Set the listing down again in full, word for word, with the pictures left out.

%%

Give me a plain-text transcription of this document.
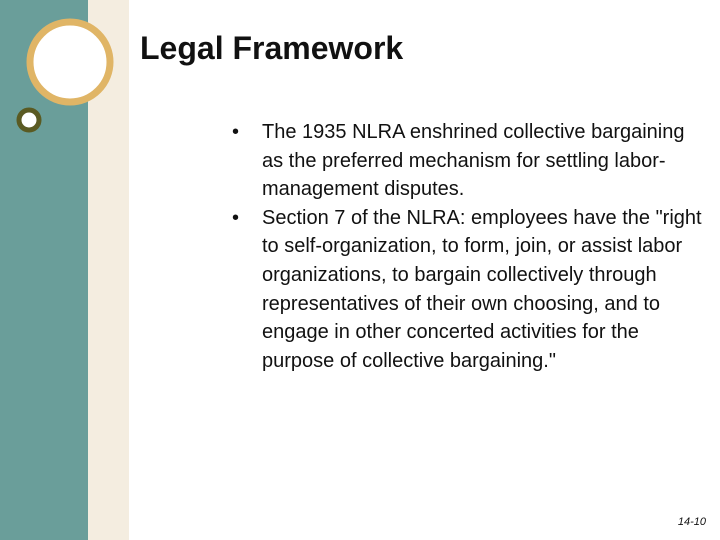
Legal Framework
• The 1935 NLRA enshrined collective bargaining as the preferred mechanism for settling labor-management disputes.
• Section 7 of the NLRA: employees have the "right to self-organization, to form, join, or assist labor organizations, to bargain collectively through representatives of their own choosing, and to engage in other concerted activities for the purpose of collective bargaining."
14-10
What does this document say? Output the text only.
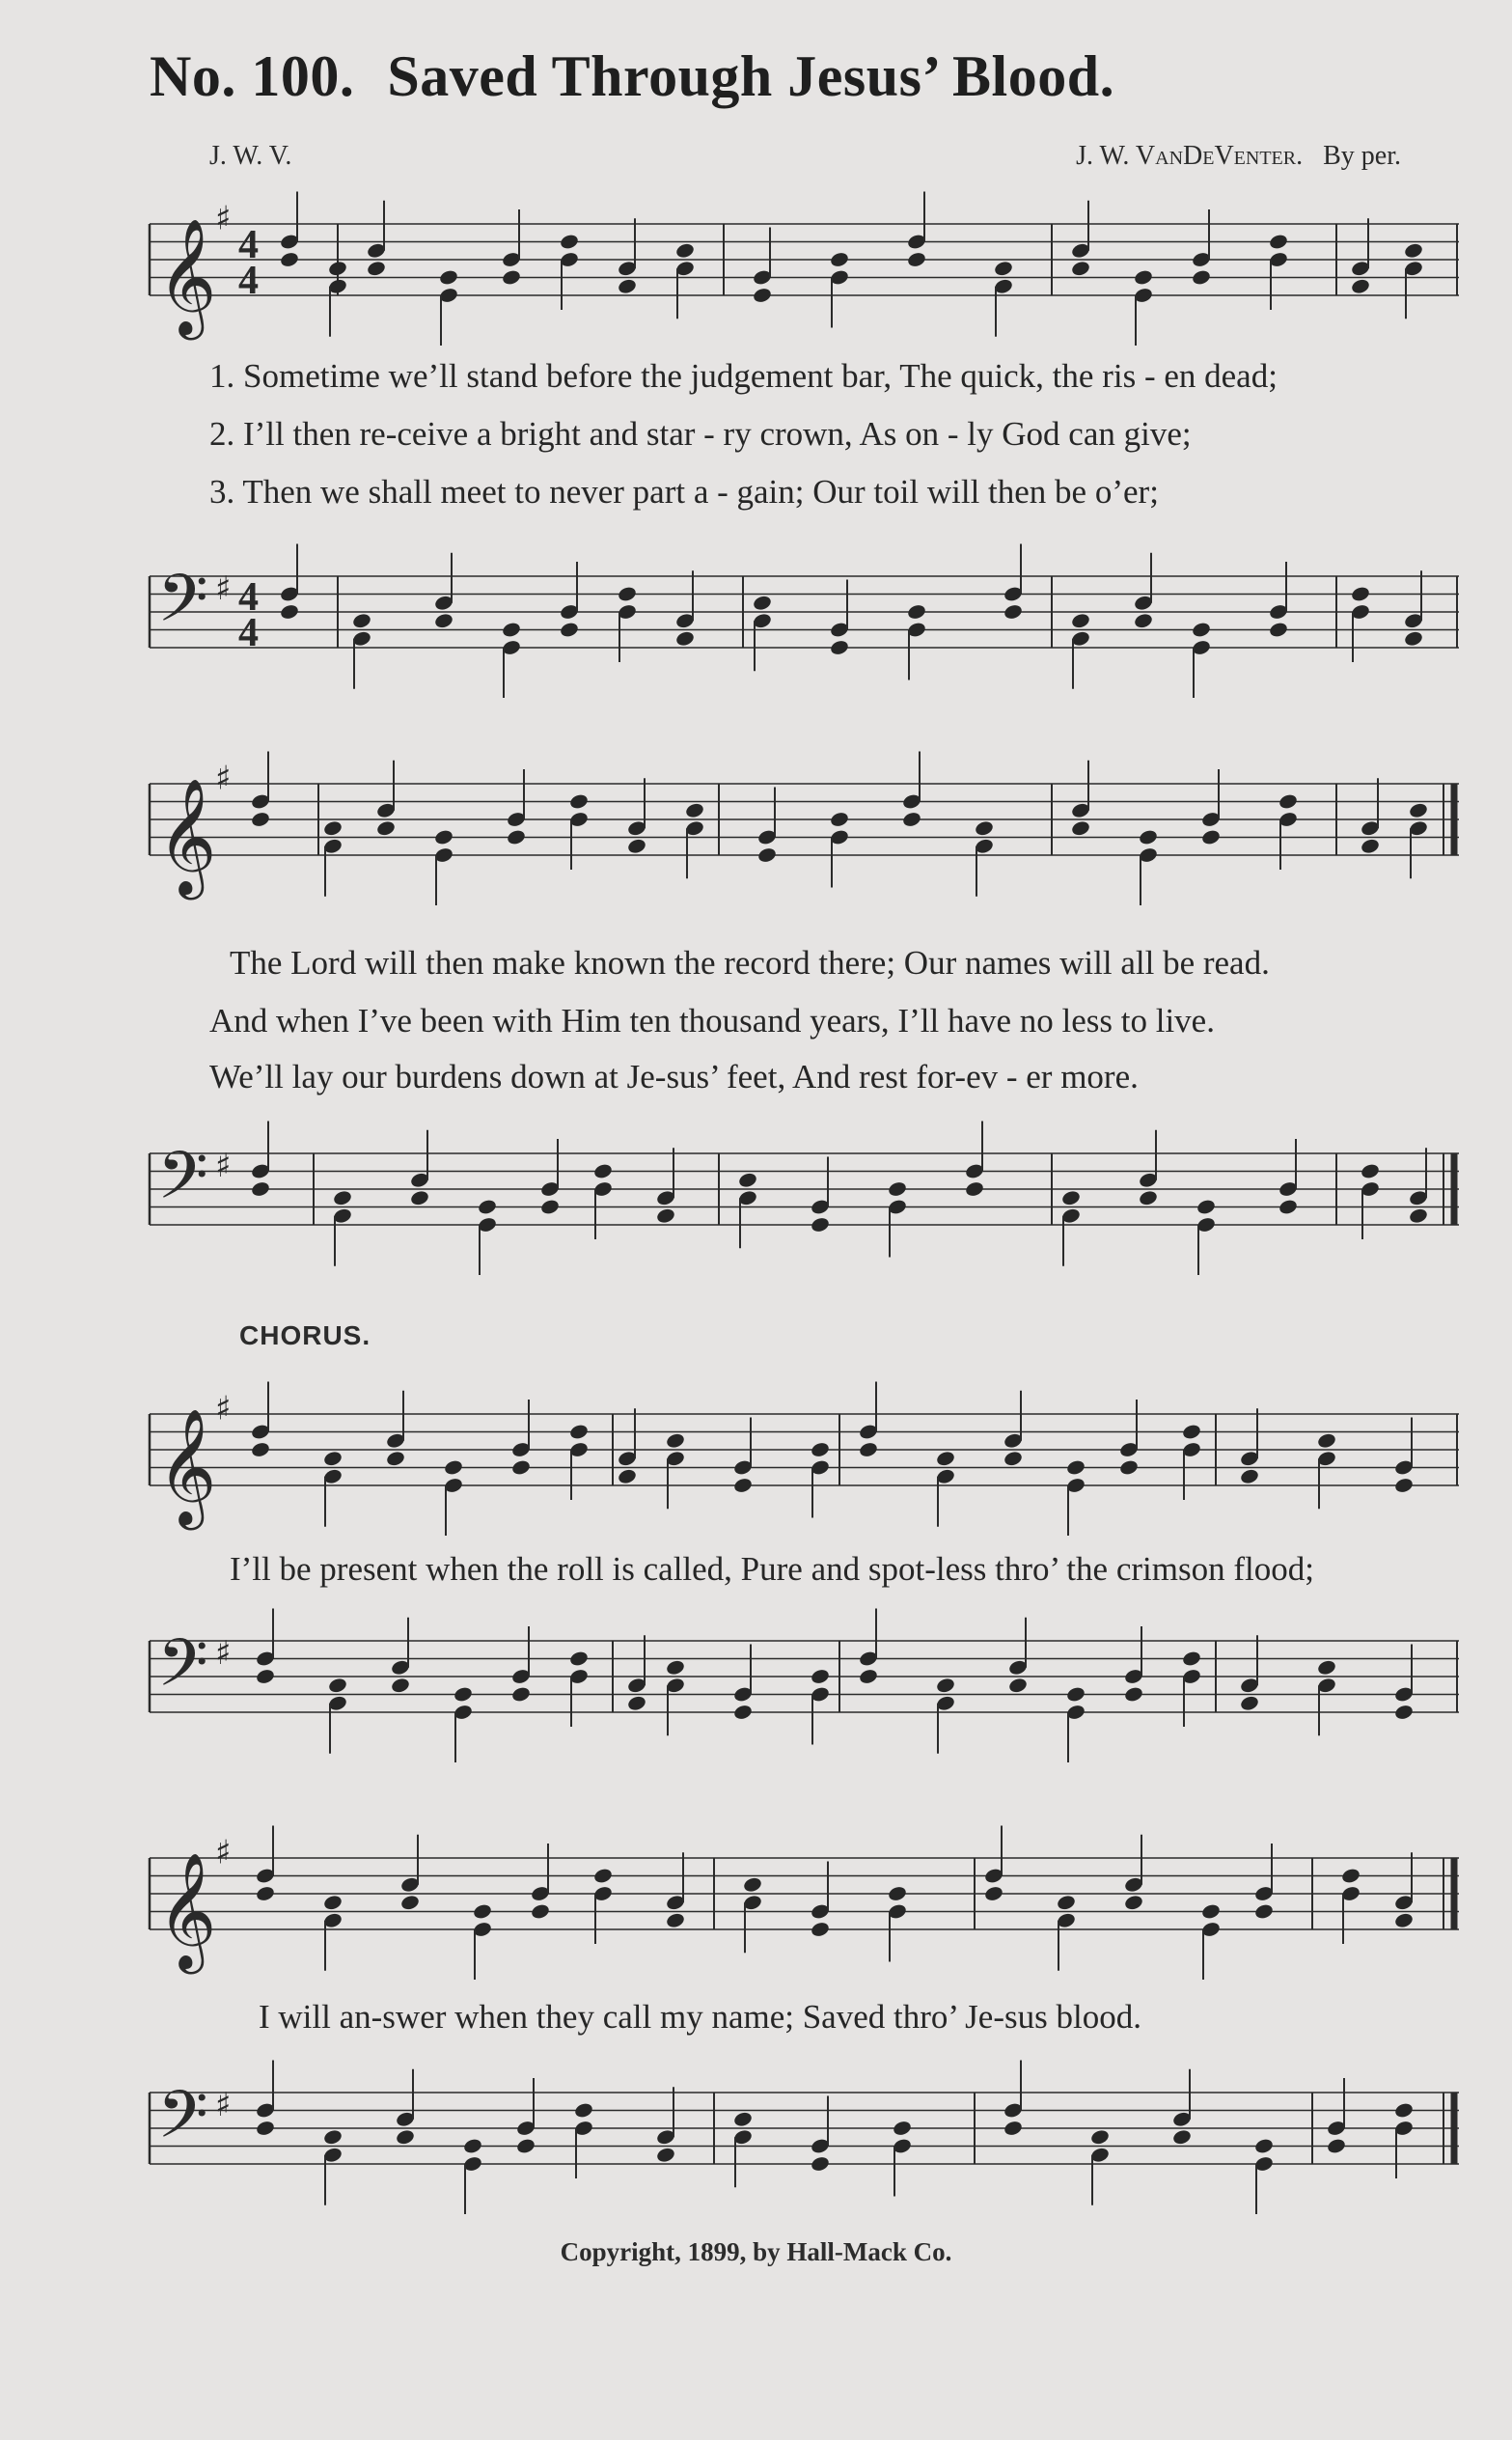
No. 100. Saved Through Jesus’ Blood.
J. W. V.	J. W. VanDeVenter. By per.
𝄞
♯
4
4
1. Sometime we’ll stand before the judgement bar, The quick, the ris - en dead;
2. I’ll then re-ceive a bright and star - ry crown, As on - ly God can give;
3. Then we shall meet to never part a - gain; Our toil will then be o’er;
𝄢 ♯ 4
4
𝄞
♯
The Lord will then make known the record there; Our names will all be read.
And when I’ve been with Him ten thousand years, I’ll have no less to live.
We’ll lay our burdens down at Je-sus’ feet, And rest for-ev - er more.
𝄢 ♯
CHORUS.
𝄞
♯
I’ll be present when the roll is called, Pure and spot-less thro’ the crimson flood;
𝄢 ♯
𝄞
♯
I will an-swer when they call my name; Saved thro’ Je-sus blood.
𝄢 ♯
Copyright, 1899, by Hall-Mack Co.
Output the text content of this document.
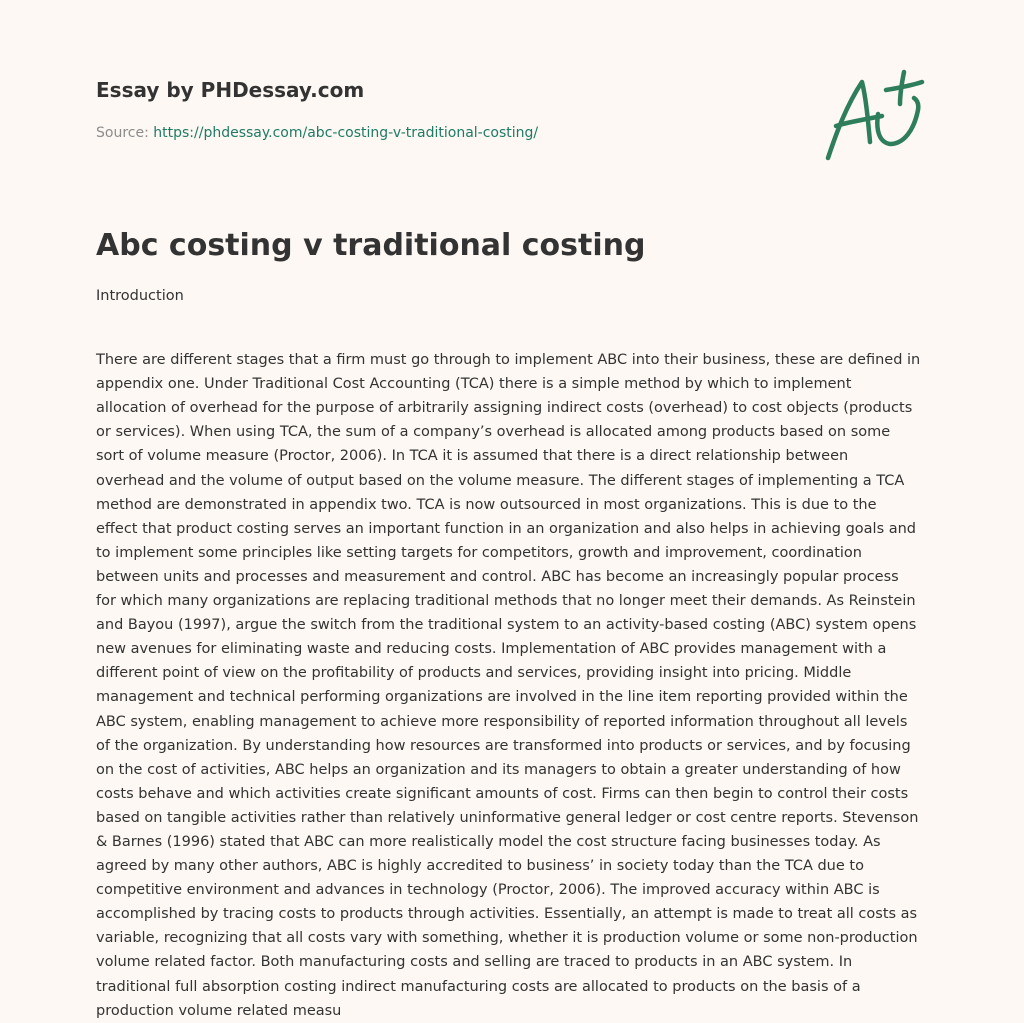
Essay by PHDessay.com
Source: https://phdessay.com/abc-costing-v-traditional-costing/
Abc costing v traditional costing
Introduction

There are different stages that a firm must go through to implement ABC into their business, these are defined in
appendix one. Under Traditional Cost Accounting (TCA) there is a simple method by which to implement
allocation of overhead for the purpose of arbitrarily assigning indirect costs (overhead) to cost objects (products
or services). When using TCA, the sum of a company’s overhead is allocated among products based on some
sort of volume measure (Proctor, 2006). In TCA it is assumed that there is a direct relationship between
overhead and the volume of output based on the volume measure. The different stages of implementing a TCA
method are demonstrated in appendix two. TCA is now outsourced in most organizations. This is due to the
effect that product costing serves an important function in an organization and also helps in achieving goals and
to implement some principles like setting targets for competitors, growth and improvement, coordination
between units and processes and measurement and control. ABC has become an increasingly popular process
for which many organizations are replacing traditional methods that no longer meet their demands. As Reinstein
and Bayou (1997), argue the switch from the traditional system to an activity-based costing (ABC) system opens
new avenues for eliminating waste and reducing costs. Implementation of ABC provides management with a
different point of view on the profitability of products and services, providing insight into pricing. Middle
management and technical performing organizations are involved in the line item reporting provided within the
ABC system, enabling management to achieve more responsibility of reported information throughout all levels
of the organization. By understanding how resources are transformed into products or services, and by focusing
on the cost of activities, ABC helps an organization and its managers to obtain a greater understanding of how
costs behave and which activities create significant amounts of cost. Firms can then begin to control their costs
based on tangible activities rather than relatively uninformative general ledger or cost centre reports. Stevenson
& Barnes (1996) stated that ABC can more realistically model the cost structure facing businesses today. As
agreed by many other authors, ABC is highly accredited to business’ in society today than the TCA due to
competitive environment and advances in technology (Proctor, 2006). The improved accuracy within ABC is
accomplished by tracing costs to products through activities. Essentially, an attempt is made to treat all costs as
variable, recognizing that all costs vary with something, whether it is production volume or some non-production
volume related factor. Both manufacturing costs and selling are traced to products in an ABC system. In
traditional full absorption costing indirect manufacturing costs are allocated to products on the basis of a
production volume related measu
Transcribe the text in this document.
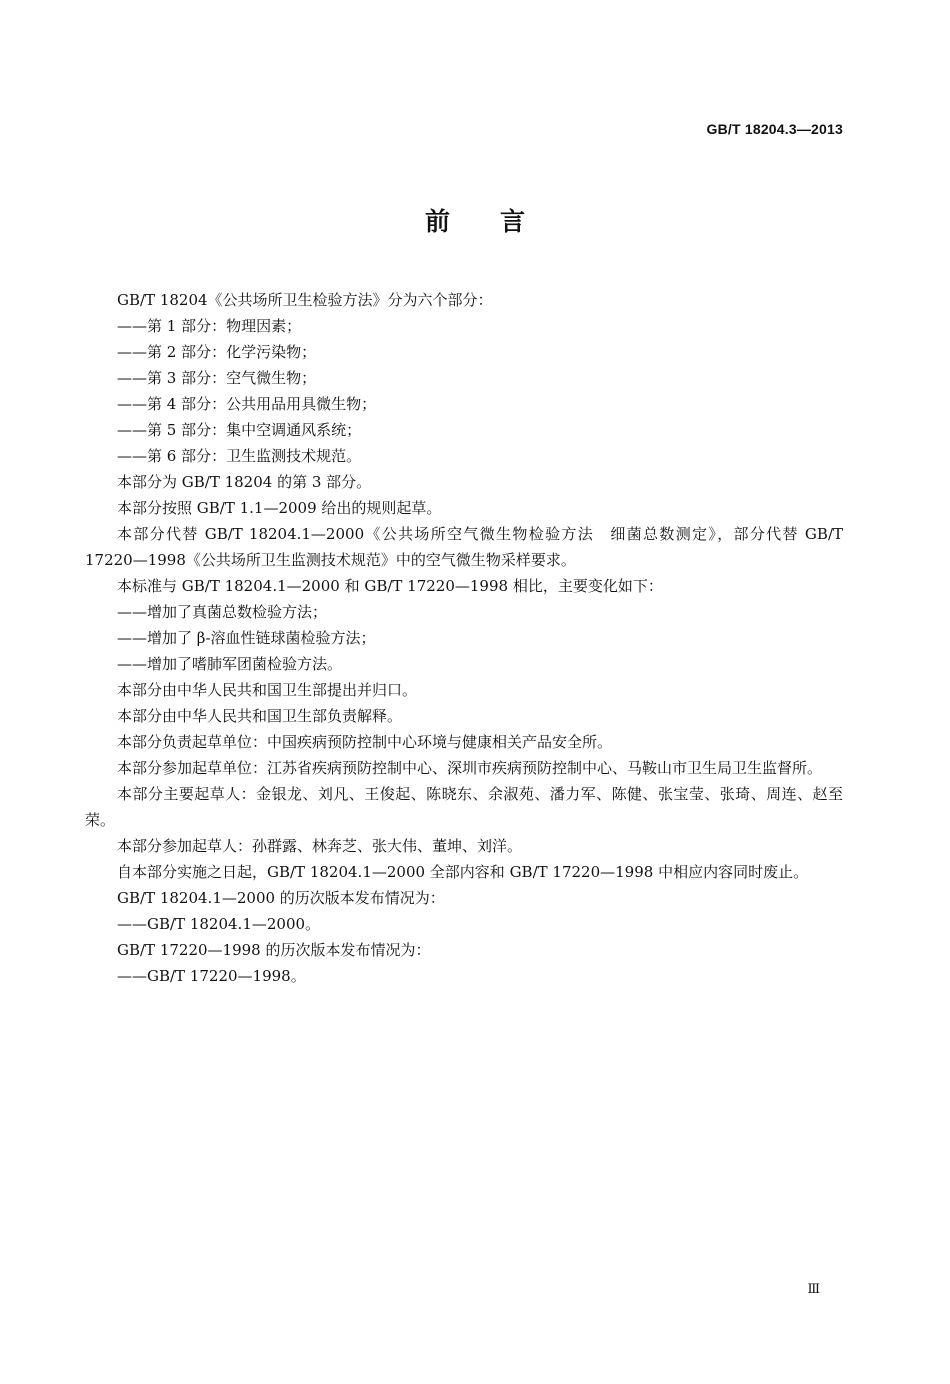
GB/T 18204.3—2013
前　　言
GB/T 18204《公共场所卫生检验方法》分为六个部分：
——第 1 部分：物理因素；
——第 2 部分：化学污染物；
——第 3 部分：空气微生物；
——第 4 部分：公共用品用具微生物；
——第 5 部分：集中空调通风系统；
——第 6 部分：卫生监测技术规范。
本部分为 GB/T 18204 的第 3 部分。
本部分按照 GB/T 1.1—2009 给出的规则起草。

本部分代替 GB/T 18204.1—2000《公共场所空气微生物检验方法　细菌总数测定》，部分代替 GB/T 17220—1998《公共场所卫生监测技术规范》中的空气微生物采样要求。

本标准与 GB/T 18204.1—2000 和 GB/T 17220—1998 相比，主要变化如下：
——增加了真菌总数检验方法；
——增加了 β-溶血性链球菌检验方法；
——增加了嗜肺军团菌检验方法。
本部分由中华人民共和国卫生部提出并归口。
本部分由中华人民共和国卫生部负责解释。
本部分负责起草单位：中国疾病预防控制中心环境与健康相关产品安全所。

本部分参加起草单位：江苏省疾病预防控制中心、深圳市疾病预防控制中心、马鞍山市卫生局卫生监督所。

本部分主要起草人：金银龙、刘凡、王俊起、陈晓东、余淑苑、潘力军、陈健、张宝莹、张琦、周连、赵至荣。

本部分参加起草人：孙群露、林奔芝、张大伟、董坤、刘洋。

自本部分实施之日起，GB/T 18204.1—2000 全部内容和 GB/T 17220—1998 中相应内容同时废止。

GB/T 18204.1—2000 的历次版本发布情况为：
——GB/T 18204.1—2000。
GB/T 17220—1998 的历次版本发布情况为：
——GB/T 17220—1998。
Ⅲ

%%

> _FINISHED TASK_:
Give me a plain-text transcription of this document.
Legal Framework
• The 1935 NLRA enshrined collective bargaining as the preferred mechanism for settling labor-management disputes.
• Section 7 of the NLRA: employees have the "right to self-organization, to form, join, or assist labor organizations, to bargain collectively through representatives of their own choosing, and to engage in other concerted activities for the purpose of collective bargaining."
14-10
What does this document say? Output the text only.
No. 100. Saved Through Jesus’ Blood.
J. W. V.	J. W. VanDeVenter. By per.
𝄞
♯
4
4
1. Sometime we’ll stand before the judgement bar, The quick, the ris - en dead;
2. I’ll then re-ceive a bright and star - ry crown, As on - ly God can give;
3. Then we shall meet to never part a - gain; Our toil will then be o’er;
𝄢 ♯ 4
4
𝄞
♯
The Lord will then make known the record there; Our names will all be read.
And when I’ve been with Him ten thousand years, I’ll have no less to live.
We’ll lay our burdens down at Je-sus’ feet, And rest for-ev - er more.
𝄢 ♯
CHORUS.
𝄞
♯
I’ll be present when the roll is called, Pure and spot-less thro’ the crimson flood;
𝄢 ♯
𝄞
♯
I will an-swer when they call my name; Saved thro’ Je-sus blood.
𝄢 ♯
Copyright, 1899, by Hall-Mack Co.
Output the text content of this document.
Essay by PHDessay.com
Source: https://phdessay.com/abc-costing-v-traditional-costing/
Abc costing v traditional costing
Introduction

There are different stages that a firm must go through to implement ABC into their business, these are defined in
appendix one. Under Traditional Cost Accounting (TCA) there is a simple method by which to implement
allocation of overhead for the purpose of arbitrarily assigning indirect costs (overhead) to cost objects (products
or services). When using TCA, the sum of a company’s overhead is allocated among products based on some
sort of volume measure (Proctor, 2006). In TCA it is assumed that there is a direct relationship between
overhead and the volume of output based on the volume measure. The different stages of implementing a TCA
method are demonstrated in appendix two. TCA is now outsourced in most organizations. This is due to the
effect that product costing serves an important function in an organization and also helps in achieving goals and
to implement some principles like setting targets for competitors, growth and improvement, coordination
between units and processes and measurement and control. ABC has become an increasingly popular process
for which many organizations are replacing traditional methods that no longer meet their demands. As Reinstein
and Bayou (1997), argue the switch from the traditional system to an activity-based costing (ABC) system opens
new avenues for eliminating waste and reducing costs. Implementation of ABC provides management with a
different point of view on the profitability of products and services, providing insight into pricing. Middle
management and technical performing organizations are involved in the line item reporting provided within the
ABC system, enabling management to achieve more responsibility of reported information throughout all levels
of the organization. By understanding how resources are transformed into products or services, and by focusing
on the cost of activities, ABC helps an organization and its managers to obtain a greater understanding of how
costs behave and which activities create significant amounts of cost. Firms can then begin to control their costs
based on tangible activities rather than relatively uninformative general ledger or cost centre reports. Stevenson
& Barnes (1996) stated that ABC can more realistically model the cost structure facing businesses today. As
agreed by many other authors, ABC is highly accredited to business’ in society today than the TCA due to
competitive environment and advances in technology (Proctor, 2006). The improved accuracy within ABC is
accomplished by tracing costs to products through activities. Essentially, an attempt is made to treat all costs as
variable, recognizing that all costs vary with something, whether it is production volume or some non-production
volume related factor. Both manufacturing costs and selling are traced to products in an ABC system. In
traditional full absorption costing indirect manufacturing costs are allocated to products on the basis of a
production volume related measu
Transcribe the text in this document.
GB/T 18204.3—2013
前　　言
GB/T 18204《公共场所卫生检验方法》分为六个部分：
——第 1 部分：物理因素；
——第 2 部分：化学污染物；
——第 3 部分：空气微生物；
——第 4 部分：公共用品用具微生物；
——第 5 部分：集中空调通风系统；
——第 6 部分：卫生监测技术规范。
本部分为 GB/T 18204 的第 3 部分。
本部分按照 GB/T 1.1—2009 给出的规则起草。

本部分代替 GB/T 18204.1—2000《公共场所空气微生物检验方法　细菌总数测定》，部分代替 GB/T 17220—1998《公共场所卫生监测技术规范》中的空气微生物采样要求。

本标准与 GB/T 18204.1—2000 和 GB/T 17220—1998 相比，主要变化如下：
——增加了真菌总数检验方法；
——增加了 β-溶血性链球菌检验方法；
——增加了嗜肺军团菌检验方法。
本部分由中华人民共和国卫生部提出并归口。
本部分由中华人民共和国卫生部负责解释。
本部分负责起草单位：中国疾病预防控制中心环境与健康相关产品安全所。

本部分参加起草单位：江苏省疾病预防控制中心、深圳市疾病预防控制中心、马鞍山市卫生局卫生监督所。

本部分主要起草人：金银龙、刘凡、王俊起、陈晓东、余淑苑、潘力军、陈健、张宝莹、张琦、周连、赵至荣。

本部分参加起草人：孙群露、林奔芝、张大伟、董坤、刘洋。

自本部分实施之日起，GB/T 18204.1—2000 全部内容和 GB/T 17220—1998 中相应内容同时废止。

GB/T 18204.1—2000 的历次版本发布情况为：
——GB/T 18204.1—2000。
GB/T 17220—1998 的历次版本发布情况为：
——GB/T 17220—1998。
Ⅲ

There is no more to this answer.